- **EXTRAIT DE PAGE**
Lettre ouverte de l’APC aux salariés de la production cinématographique

par Eric Altmayer, président

La Lettre AFC n°166

Plusieurs tournages ont été marqués par les grèves de certains techniciens les 3 et 4 mai derniers, mouvements auxquels se sont rattachées plusieurs manœuvres d’obstruction sur les plateaux et chez certains loueurs de matériel.
L’Association des Producteurs de Cinéma, respectueuse du droit de grève, condamne vivement ces pratiques d’obstruction, d’autant qu’elles furent sciemment engagées au mépris total du calendrier de négociations pourtant unanimement adopté quelques jours plus tôt par l’ensemble des partenaires sociaux réunis en commission mixte paritaire.

L’APC est hostile au déni du dialogue social. C’est la raison pour laquelle elle a souhaité tenir son engagement et remettre aux organisations de salariés le 10 mai, comme elle s’y était engagée, un dernier projet de texte conventionnel intégrant un engagement ferme sur des rémunérations minimum garanties qui entendent répondre aux inquiétudes exprimées par les salariés.
Afin de clarifier une fois pour toutes la position des producteurs et d’éviter la récupération biaisée de nos propositions, nous souhaitons ici rappeler les objectifs de notre projet.
1) Le projet de nouvelle convention collective reconnaît et confirme la spécificité du régime des salariés du cinéma.
Nous souhaitons absolument maintenir pour nos films le haut degré de spécialisation et la grande qualité du travail des ouvriers et de techniciens travaillant sur les films français. En s’engageant sur un projet de convention collective susceptible d’être étendue à l’ensemble de la profession, les producteurs de l’APC entendent clairement s’écarter du droit commun en matière de salaire (SMIC) et étendre à l’ensemble des salariés, y compris ceux qui n’en avaient jusqu’à lors jamais bénéficié, les bénéfices du régime conventionnel.

2) Le projet de nouvelle convention collective garantit le respect de la législation sur la durée du travail.
Depuis plus de deux ans que les négociations ont débuté, les producteurs aujourd’hui réunis au sein de l’APC n’ont cessé de rappeler leur objectif principal : définir une règle du jeu rendue obligatoire à toute la profession sans exception, qui permette d’organiser le travail, et en particulier le décompte des heures, conformément au Code du Travail. Il en va de la survie de nos entreprises, puisque la loi sanctionne désormais sévèrement toute entreprise qui ne déclarerait pas la totalité des heures effectivement travaillées par les techniciens et ouvriers, y compris les heures de préparation et de rangement.
Nous voulons déclarer toutes les heures de travail, jusqu’à 48 heures par semaine en période de tournage. En finir avec les « petits arrangements » et les « cadeaux d’heures ». Nous voulons créer un traitement homogène pour l’ensemble des personnels de la production cinématographique et rendre à la France son attractivité pour l’accueil des tournages étrangers, grâce à une organisation du travail ainsi clarifiée.

- **DONNÉES BRUTES**

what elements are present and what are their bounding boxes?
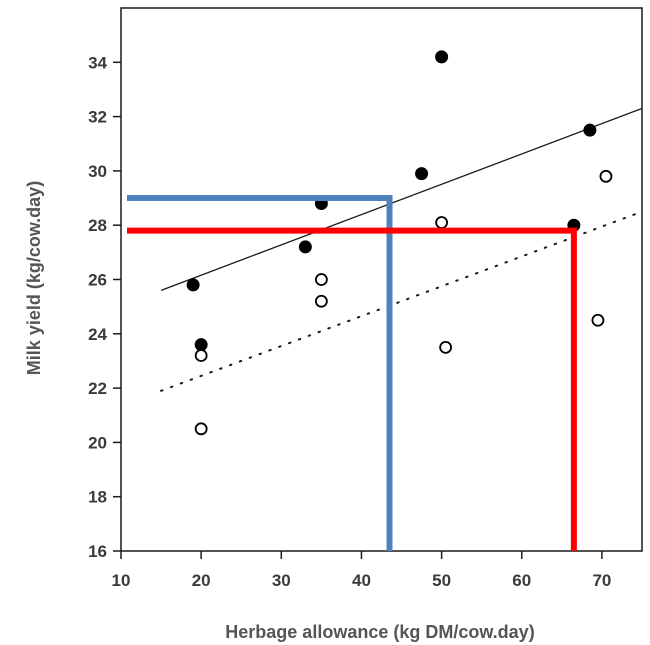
open-data-point bbox=[194, 349, 208, 362]
filled-data-point bbox=[194, 338, 208, 352]
open-data-point bbox=[439, 340, 453, 354]
filled-data-point bbox=[298, 240, 312, 254]
x-tick-label: 70 bbox=[592, 571, 611, 590]
open-data-point bbox=[194, 422, 208, 436]
y-tick-label: 28 bbox=[88, 216, 107, 235]
y-tick-label: 32 bbox=[88, 108, 107, 127]
filled-data-point bbox=[415, 167, 429, 181]
open-data-point bbox=[591, 313, 605, 327]
filled-data-point bbox=[583, 123, 597, 137]
x-tick-label: 30 bbox=[272, 571, 291, 590]
y-tick-label: 24 bbox=[88, 325, 107, 344]
plot-area bbox=[120, 7, 643, 552]
reference-lines bbox=[127, 195, 577, 551]
y-tick-label: 34 bbox=[88, 53, 107, 72]
open-data-point bbox=[599, 169, 613, 183]
dotted-trend-line bbox=[160, 210, 643, 392]
trend-lines bbox=[160, 107, 643, 392]
reference-line bbox=[127, 227, 577, 551]
y-tick-label: 22 bbox=[88, 379, 107, 398]
open-data-point bbox=[435, 216, 449, 229]
y-tick-label: 26 bbox=[88, 271, 107, 290]
x-tick-label: 40 bbox=[352, 571, 371, 590]
x-tick-label: 60 bbox=[512, 571, 531, 590]
open-data-point bbox=[314, 294, 328, 308]
y-axis: 16 18 20 22 24 26 28 30 32 34 bbox=[88, 53, 121, 561]
reference-line bbox=[127, 195, 393, 551]
x-tick-label: 10 bbox=[112, 571, 131, 590]
y-tick-label: 16 bbox=[88, 542, 107, 561]
filled-data-point bbox=[186, 278, 200, 292]
filled-data-point bbox=[435, 50, 449, 64]
y-tick-label: 20 bbox=[88, 433, 107, 452]
x-tick-label: 20 bbox=[192, 571, 211, 590]
x-tick-label: 50 bbox=[432, 571, 451, 590]
open-data-point bbox=[314, 273, 328, 286]
y-tick-label: 18 bbox=[88, 488, 107, 507]
x-axis: 10 20 30 40 50 60 70 bbox=[112, 551, 611, 590]
solid-trend-line bbox=[160, 107, 643, 291]
x-axis-label: Herbage allowance (kg DM/cow.day) bbox=[225, 622, 534, 642]
y-axis-label: Milk yield (kg/cow.day) bbox=[24, 181, 44, 375]
y-tick-label: 30 bbox=[88, 162, 107, 181]
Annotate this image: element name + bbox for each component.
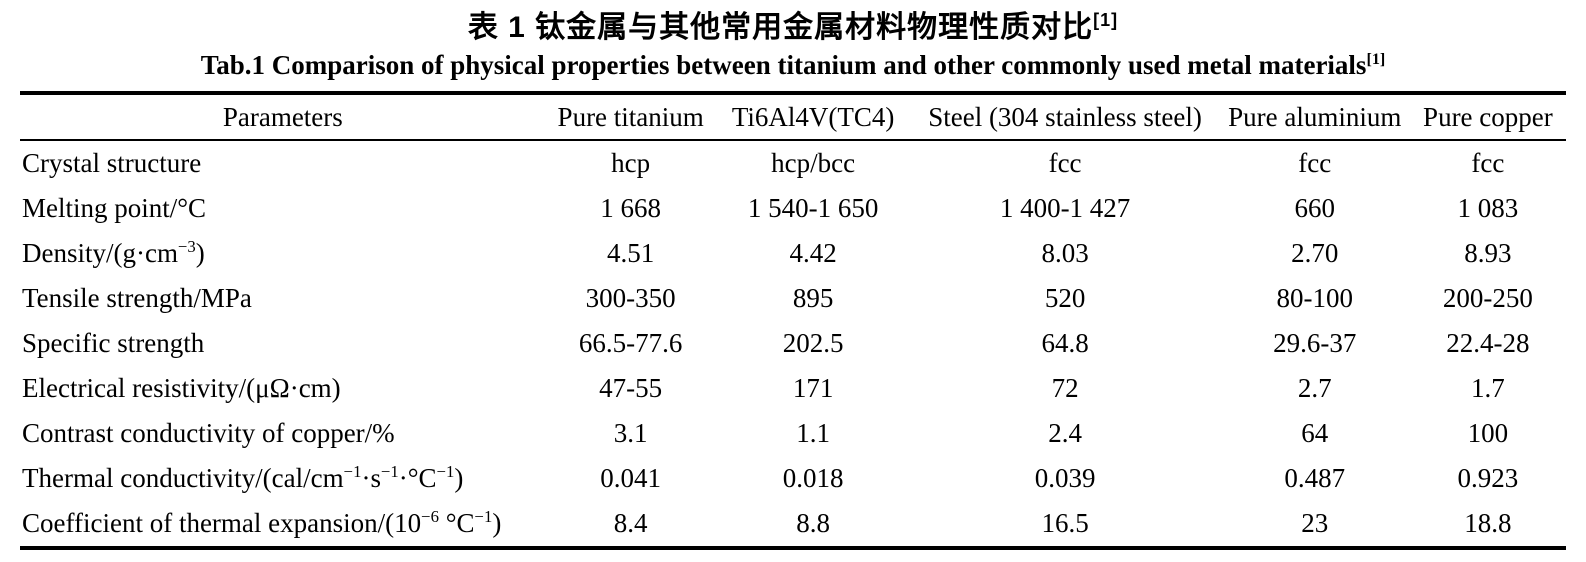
table-body: Crystal structure hcp hcp/bcc fcc fcc fc… [20,140,1566,548]
cell-value: fcc [1471,148,1505,179]
cell-value: 0.487 [1284,463,1346,494]
cell-value: hcp/bcc [771,148,856,179]
cell-value: 8.4 [613,508,648,539]
header-row: Parameters Pure titanium Ti6Al4V(TC4) St… [20,93,1566,141]
row-label: Electrical resistivity/(μΩ·cm) [22,373,341,404]
row-label: Density/(g·cm−3) [22,237,205,269]
cell-value: 1 083 [1457,193,1519,224]
cell-value: 660 [1294,193,1335,224]
column-header-ti6al4v: Ti6Al4V(TC4) [731,101,895,132]
cell-value: 8.93 [1464,238,1512,269]
column-header-pure-copper: Pure copper [1423,101,1553,132]
column-header-pure-aluminium: Pure aluminium [1228,101,1402,132]
cell-value: 2.7 [1297,373,1332,404]
row-label: Crystal structure [22,148,202,179]
table-row-tensile-strength: Tensile strength/MPa 300-350 895 520 80-… [20,276,1566,321]
cell-value: 171 [792,373,834,404]
table-row-thermal-expansion: Coefficient of thermal expansion/(10−6 °… [20,501,1566,548]
cell-value: fcc [1298,148,1332,179]
cell-value: 4.42 [789,238,837,269]
cell-value: hcp [611,148,651,179]
column-header-pure-titanium: Pure titanium [557,101,704,132]
cell-value: 72 [1051,373,1079,404]
table-row-contrast-conductivity: Contrast conductivity of copper/% 3.1 1.… [20,411,1566,456]
row-label: Specific strength [22,328,205,359]
cell-value: 895 [792,283,834,314]
cell-value: 100 [1467,418,1509,449]
cell-value: 2.70 [1291,238,1339,269]
cell-value: 1.7 [1471,373,1505,404]
cell-value: 16.5 [1041,508,1089,539]
cell-value: 8.8 [796,508,830,539]
row-label: Tensile strength/MPa [22,283,252,314]
cell-value: 3.1 [613,418,648,449]
cell-value: 8.03 [1041,238,1089,269]
table-row-crystal-structure: Crystal structure hcp hcp/bcc fcc fcc fc… [20,140,1566,186]
cell-value: 29.6-37 [1273,328,1357,359]
row-label: Contrast conductivity of copper/% [22,418,395,449]
cell-value: 4.51 [607,238,655,269]
row-label: Melting point/°C [22,193,207,224]
cell-value: 80-100 [1276,283,1353,314]
cell-value: 64 [1301,418,1329,449]
cell-value: 1 400-1 427 [999,193,1131,224]
cell-value: 0.041 [600,463,662,494]
cell-value: 2.4 [1048,418,1082,449]
cell-value: 0.039 [1034,463,1096,494]
table-row-electrical-resistivity: Electrical resistivity/(μΩ·cm) 47-55 171… [20,366,1566,411]
table-row-thermal-conductivity: Thermal conductivity/(cal/cm−1·s−1·°C−1)… [20,456,1566,501]
cell-value: 23 [1301,508,1329,539]
row-label: Thermal conductivity/(cal/cm−1·s−1·°C−1) [22,462,464,494]
cell-value: 1 540-1 650 [747,193,879,224]
table-row-density: Density/(g·cm−3) 4.51 4.42 8.03 2.70 8.9… [20,231,1566,276]
cell-value: 64.8 [1041,328,1089,359]
table-title-english: Tab.1 Comparison of physical properties … [200,50,1386,80]
column-header-steel: Steel (304 stainless steel) [928,101,1202,132]
properties-table: Parameters Pure titanium Ti6Al4V(TC4) St… [20,91,1566,551]
cell-value: 520 [1044,283,1086,314]
cell-value: 18.8 [1464,508,1512,539]
cell-value: 0.018 [782,463,844,494]
table-row-specific-strength: Specific strength 66.5-77.6 202.5 64.8 2… [20,321,1566,366]
cell-value: 22.4-28 [1446,328,1530,359]
row-label: Coefficient of thermal expansion/(10−6 °… [22,507,502,539]
cell-value: 47-55 [599,373,663,404]
cell-value: 66.5-77.6 [578,328,683,359]
cell-value: 1 668 [600,193,662,224]
cell-value: 200-250 [1442,283,1533,314]
cell-value: fcc [1048,148,1082,179]
cell-value: 202.5 [782,328,844,359]
table-title-chinese: 表 1 钛金属与其他常用金属材料物理性质对比[1] [467,10,1119,44]
table-row-melting-point: Melting point/°C 1 668 1 540-1 650 1 400… [20,186,1566,231]
column-header-parameters: Parameters [222,101,343,132]
cell-value: 0.923 [1457,463,1519,494]
cell-value: 1.1 [796,418,830,449]
cell-value: 300-350 [585,283,676,314]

- **CONSIGNE**
Recopiez mot pour mot le passage de la lettre ouverte de l’APC, de « La Lettre AFC » à « loueurs de matériel. ».

- **RÉPONSE**
La Lettre AFC n°166

Plusieurs tournages ont été marqués par les grèves de certains techniciens les 3 et 4 mai derniers, mouvements auxquels se sont rattachées plusieurs manœuvres d’obstruction sur les plateaux et chez certains loueurs de matériel.